**Task directions**
Reproduce verbatim every line from the one that includes "Output the text content of this document." to the closing line of the entries; omit everything before it.
--- START ---
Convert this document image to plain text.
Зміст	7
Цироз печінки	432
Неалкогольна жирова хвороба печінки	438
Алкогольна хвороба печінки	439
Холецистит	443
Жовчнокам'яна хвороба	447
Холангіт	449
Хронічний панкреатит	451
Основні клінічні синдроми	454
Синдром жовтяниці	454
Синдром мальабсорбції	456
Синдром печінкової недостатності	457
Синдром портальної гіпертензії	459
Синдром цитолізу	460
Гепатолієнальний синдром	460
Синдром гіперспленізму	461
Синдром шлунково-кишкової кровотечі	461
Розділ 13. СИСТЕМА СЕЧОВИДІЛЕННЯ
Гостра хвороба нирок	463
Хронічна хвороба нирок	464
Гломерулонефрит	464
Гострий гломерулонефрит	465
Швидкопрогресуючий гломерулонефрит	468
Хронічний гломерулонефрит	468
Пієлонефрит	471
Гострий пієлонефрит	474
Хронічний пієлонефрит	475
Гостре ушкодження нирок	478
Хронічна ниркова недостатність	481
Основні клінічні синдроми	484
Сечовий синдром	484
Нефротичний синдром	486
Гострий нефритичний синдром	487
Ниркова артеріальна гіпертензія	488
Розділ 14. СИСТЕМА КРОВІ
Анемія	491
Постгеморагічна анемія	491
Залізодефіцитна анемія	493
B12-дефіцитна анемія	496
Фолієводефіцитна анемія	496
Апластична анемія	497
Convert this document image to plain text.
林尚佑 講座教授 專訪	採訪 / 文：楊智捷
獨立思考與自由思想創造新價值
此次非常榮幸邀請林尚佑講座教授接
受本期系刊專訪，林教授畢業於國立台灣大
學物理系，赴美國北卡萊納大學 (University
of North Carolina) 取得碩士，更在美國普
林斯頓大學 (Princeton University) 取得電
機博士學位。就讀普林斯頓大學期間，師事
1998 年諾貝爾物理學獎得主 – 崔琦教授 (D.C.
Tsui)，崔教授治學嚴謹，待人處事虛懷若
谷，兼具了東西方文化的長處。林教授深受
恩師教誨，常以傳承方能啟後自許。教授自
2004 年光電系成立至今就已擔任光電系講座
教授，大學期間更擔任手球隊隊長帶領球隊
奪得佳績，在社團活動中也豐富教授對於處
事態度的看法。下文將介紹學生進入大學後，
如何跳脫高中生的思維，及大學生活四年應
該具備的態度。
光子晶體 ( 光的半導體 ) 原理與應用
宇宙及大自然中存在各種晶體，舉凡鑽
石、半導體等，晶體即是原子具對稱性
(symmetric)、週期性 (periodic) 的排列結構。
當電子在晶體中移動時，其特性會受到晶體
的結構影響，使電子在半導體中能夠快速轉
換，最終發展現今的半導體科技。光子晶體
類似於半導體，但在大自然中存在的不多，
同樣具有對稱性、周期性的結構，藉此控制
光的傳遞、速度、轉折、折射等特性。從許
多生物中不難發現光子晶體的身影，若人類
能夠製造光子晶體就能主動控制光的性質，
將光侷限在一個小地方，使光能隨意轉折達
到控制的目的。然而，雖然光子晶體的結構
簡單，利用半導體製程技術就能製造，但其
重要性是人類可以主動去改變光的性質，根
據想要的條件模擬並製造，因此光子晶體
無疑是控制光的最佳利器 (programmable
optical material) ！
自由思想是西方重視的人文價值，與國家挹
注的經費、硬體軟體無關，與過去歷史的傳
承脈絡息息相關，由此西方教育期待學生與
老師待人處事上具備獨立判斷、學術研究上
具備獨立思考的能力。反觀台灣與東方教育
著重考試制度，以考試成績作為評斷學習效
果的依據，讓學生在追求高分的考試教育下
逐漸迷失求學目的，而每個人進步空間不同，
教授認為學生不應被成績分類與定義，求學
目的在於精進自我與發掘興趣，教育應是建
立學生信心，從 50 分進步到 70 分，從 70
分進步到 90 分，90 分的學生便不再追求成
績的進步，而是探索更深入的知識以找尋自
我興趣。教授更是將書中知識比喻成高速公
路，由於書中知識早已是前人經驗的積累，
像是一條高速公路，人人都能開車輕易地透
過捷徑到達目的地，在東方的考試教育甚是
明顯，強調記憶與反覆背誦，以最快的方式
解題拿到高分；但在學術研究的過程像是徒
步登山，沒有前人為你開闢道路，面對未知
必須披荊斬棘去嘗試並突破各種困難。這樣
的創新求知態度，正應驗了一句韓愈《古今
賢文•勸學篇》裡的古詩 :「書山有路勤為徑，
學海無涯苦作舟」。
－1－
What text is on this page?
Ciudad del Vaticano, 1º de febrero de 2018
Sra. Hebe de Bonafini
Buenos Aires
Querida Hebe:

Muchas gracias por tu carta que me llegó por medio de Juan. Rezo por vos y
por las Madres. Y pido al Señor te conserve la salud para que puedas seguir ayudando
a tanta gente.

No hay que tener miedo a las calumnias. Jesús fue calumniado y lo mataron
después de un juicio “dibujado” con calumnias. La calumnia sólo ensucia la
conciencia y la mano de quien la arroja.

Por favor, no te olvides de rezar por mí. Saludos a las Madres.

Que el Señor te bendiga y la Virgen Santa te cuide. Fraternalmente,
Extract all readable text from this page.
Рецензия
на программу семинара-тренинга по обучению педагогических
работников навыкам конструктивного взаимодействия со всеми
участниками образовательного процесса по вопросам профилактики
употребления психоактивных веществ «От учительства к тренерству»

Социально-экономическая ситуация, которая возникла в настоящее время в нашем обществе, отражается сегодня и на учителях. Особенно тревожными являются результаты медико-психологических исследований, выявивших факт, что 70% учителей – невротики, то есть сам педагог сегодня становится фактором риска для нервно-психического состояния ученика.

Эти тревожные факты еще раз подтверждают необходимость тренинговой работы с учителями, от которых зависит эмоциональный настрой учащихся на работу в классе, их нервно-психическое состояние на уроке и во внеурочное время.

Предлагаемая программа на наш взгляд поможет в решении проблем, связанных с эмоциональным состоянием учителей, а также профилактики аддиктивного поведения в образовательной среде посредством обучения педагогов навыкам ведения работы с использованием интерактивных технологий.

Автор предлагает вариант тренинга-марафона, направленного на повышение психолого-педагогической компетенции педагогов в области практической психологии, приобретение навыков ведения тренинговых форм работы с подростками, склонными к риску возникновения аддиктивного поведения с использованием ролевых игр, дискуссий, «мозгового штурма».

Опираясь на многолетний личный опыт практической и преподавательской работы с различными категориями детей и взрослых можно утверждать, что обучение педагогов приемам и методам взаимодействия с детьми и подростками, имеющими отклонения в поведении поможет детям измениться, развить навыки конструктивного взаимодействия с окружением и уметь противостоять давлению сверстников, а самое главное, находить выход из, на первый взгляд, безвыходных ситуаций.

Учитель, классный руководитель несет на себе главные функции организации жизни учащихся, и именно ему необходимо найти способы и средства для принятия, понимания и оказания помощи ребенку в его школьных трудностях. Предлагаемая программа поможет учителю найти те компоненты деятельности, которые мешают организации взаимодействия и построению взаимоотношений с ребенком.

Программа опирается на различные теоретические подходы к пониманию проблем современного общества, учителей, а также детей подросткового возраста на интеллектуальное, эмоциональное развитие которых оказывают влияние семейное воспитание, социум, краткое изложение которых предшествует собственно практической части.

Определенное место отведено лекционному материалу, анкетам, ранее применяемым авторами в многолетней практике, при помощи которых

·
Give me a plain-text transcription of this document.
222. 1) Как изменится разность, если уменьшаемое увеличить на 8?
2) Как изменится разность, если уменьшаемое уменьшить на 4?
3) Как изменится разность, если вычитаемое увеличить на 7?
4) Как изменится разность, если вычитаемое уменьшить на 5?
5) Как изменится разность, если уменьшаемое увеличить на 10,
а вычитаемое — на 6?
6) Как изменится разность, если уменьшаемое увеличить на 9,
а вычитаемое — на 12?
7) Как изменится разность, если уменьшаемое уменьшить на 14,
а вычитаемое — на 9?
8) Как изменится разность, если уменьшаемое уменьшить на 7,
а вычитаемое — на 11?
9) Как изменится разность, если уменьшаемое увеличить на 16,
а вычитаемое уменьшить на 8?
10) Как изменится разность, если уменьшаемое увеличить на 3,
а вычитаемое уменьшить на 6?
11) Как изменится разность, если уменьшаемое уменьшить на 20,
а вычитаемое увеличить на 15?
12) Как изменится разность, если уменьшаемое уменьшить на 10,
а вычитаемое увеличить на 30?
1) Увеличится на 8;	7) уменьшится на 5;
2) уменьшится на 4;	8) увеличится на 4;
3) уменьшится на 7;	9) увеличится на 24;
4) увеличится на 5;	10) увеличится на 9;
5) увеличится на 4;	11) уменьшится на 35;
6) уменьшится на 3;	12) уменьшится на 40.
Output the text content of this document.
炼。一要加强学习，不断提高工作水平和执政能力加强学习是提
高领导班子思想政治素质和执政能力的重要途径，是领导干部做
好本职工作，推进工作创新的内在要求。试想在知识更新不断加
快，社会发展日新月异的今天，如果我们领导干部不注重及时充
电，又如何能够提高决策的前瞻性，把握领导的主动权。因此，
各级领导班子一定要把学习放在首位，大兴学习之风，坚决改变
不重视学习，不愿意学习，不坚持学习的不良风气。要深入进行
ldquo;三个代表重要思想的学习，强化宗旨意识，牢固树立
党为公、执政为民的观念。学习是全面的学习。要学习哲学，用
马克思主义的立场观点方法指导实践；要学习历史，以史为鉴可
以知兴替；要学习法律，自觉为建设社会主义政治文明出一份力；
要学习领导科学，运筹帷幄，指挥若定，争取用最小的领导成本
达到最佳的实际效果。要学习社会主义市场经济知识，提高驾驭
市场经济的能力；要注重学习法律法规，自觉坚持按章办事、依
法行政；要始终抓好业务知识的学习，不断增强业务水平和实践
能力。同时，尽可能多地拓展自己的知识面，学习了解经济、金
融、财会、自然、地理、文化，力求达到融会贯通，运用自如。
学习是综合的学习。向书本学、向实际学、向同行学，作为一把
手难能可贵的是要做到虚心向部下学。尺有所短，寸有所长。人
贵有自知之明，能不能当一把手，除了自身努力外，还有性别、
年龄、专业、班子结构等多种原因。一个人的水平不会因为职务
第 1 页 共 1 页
--- END ---
**Solution**
Output the text content of this document.
炼。一要加强学习，不断提高工作水平和执政能力加强学习是提
高领导班子思想政治素质和执政能力的重要途径，是领导干部做
好本职工作，推进工作创新的内在要求。试想在知识更新不断加
快，社会发展日新月异的今天，如果我们领导干部不注重及时充
电，又如何能够提高决策的前瞻性，把握领导的主动权。因此，
各级领导班子一定要把学习放在首位，大兴学习之风，坚决改变
不重视学习，不愿意学习，不坚持学习的不良风气。要深入进行
ldquo;三个代表重要思想的学习，强化宗旨意识，牢固树立
党为公、执政为民的观念。学习是全面的学习。要学习哲学，用
马克思主义的立场观点方法指导实践；要学习历史，以史为鉴可
以知兴替；要学习法律，自觉为建设社会主义政治文明出一份力；
要学习领导科学，运筹帷幄，指挥若定，争取用最小的领导成本
达到最佳的实际效果。要学习社会主义市场经济知识，提高驾驭
市场经济的能力；要注重学习法律法规，自觉坚持按章办事、依
法行政；要始终抓好业务知识的学习，不断增强业务水平和实践
能力。同时，尽可能多地拓展自己的知识面，学习了解经济、金
融、财会、自然、地理、文化，力求达到融会贯通，运用自如。
学习是综合的学习。向书本学、向实际学、向同行学，作为一把
手难能可贵的是要做到虚心向部下学。尺有所短，寸有所长。人
贵有自知之明，能不能当一把手，除了自身努力外，还有性别、
年龄、专业、班子结构等多种原因。一个人的水平不会因为职务
第 1 页 共 1 页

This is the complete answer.